%%
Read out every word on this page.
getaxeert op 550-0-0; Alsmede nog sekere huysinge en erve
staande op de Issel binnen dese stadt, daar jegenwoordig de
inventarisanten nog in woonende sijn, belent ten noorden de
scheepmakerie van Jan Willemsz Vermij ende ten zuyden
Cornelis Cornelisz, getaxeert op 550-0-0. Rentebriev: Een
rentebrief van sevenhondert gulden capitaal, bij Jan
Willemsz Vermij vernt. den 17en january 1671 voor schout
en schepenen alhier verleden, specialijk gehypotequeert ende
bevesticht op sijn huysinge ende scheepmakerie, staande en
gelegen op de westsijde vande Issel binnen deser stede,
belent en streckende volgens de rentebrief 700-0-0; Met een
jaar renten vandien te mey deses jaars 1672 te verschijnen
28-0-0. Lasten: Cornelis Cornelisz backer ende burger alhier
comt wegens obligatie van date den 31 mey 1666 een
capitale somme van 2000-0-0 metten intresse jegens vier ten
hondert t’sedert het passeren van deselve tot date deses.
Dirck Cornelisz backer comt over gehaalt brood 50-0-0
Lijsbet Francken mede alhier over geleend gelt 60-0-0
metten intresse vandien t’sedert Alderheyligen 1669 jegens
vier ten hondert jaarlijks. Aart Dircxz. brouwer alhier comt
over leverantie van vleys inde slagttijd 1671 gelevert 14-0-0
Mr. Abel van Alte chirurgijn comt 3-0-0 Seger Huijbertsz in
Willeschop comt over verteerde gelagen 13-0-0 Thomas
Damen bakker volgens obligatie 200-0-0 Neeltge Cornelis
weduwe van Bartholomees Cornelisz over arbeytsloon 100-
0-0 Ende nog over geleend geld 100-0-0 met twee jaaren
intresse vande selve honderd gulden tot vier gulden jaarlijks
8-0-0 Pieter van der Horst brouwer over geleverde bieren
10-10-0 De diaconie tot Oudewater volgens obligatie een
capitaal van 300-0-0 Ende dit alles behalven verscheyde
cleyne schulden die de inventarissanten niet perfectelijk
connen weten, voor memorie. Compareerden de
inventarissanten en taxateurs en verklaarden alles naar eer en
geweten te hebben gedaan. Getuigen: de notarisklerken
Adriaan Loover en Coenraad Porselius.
%%
_Problem to solve_: Where a line contains the string "belent", extract that line.

_Written solution_:
inventarisanten nog in woonende sijn, belent ten noorden de
belent en streckende volgens de rentebrief 700-0-0; Met een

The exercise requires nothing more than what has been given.